__Data excerpts__:
-.-.-
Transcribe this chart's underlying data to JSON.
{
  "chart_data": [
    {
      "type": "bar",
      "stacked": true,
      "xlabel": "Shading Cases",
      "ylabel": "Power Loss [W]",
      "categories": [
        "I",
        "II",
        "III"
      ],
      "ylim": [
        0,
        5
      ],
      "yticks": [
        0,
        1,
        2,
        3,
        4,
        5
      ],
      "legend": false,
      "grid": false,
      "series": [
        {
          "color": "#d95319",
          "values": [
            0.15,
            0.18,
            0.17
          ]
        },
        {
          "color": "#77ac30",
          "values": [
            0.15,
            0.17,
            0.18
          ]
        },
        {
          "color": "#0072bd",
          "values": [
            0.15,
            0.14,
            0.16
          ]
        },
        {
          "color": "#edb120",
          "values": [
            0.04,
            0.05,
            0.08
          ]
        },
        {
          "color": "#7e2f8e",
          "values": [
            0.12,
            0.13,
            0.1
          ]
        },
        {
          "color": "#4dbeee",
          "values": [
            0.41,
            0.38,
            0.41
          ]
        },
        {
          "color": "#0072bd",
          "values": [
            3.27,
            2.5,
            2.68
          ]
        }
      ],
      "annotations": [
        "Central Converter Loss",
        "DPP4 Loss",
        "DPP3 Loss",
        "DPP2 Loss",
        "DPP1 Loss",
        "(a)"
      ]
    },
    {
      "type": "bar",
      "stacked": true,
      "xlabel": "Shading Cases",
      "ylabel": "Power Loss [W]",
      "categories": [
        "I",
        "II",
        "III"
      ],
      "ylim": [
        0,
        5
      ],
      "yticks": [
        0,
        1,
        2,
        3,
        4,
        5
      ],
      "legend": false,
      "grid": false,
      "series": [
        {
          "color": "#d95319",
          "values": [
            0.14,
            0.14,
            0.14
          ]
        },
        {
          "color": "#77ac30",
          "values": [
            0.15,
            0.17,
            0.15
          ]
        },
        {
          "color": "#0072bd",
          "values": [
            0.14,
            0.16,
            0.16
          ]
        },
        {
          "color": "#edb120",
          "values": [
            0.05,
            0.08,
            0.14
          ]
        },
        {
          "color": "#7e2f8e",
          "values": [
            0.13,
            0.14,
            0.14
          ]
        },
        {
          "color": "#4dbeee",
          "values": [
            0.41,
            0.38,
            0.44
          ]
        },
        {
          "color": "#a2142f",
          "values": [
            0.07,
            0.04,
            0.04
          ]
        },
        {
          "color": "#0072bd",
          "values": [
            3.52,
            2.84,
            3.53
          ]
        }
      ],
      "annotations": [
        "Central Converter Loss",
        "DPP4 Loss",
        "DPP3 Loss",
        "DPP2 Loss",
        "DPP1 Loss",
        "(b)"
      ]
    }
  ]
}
-.-.-
Return the entries in full, keeping every line exactly as it is.

__Answer for the task__:
Transcribe this chart's underlying data to JSON.
{
  "chart_data": [
    {
      "type": "bar",
      "stacked": true,
      "xlabel": "Shading Cases",
      "ylabel": "Power Loss [W]",
      "categories": [
        "I",
        "II",
        "III"
      ],
      "ylim": [
        0,
        5
      ],
      "yticks": [
        0,
        1,
        2,
        3,
        4,
        5
      ],
      "legend": false,
      "grid": false,
      "series": [
        {
          "color": "#d95319",
          "values": [
            0.15,
            0.18,
            0.17
          ]
        },
        {
          "color": "#77ac30",
          "values": [
            0.15,
            0.17,
            0.18
          ]
        },
        {
          "color": "#0072bd",
          "values": [
            0.15,
            0.14,
            0.16
          ]
        },
        {
          "color": "#edb120",
          "values": [
            0.04,
            0.05,
            0.08
          ]
        },
        {
          "color": "#7e2f8e",
          "values": [
            0.12,
            0.13,
            0.1
          ]
        },
        {
          "color": "#4dbeee",
          "values": [
            0.41,
            0.38,
            0.41
          ]
        },
        {
          "color": "#0072bd",
          "values": [
            3.27,
            2.5,
            2.68
          ]
        }
      ],
      "annotations": [
        "Central Converter Loss",
        "DPP4 Loss",
        "DPP3 Loss",
        "DPP2 Loss",
        "DPP1 Loss",
        "(a)"
      ]
    },
    {
      "type": "bar",
      "stacked": true,
      "xlabel": "Shading Cases",
      "ylabel": "Power Loss [W]",
      "categories": [
        "I",
        "II",
        "III"
      ],
      "ylim": [
        0,
        5
      ],
      "yticks": [
        0,
        1,
        2,
        3,
        4,
        5
      ],
      "legend": false,
      "grid": false,
      "series": [
        {
          "color": "#d95319",
          "values": [
            0.14,
            0.14,
            0.14
          ]
        },
        {
          "color": "#77ac30",
          "values": [
            0.15,
            0.17,
            0.15
          ]
        },
        {
          "color": "#0072bd",
          "values": [
            0.14,
            0.16,
            0.16
          ]
        },
        {
          "color": "#edb120",
          "values": [
            0.05,
            0.08,
            0.14
          ]
        },
        {
          "color": "#7e2f8e",
          "values": [
            0.13,
            0.14,
            0.14
          ]
        },
        {
          "color": "#4dbeee",
          "values": [
            0.41,
            0.38,
            0.44
          ]
        },
        {
          "color": "#a2142f",
          "values": [
            0.07,
            0.04,
            0.04
          ]
        },
        {
          "color": "#0072bd",
          "values": [
            3.52,
            2.84,
            3.53
          ]
        }
      ],
      "annotations": [
        "Central Converter Loss",
        "DPP4 Loss",
        "DPP3 Loss",
        "DPP2 Loss",
        "DPP1 Loss",
        "(b)"
      ]
    }
  ]
}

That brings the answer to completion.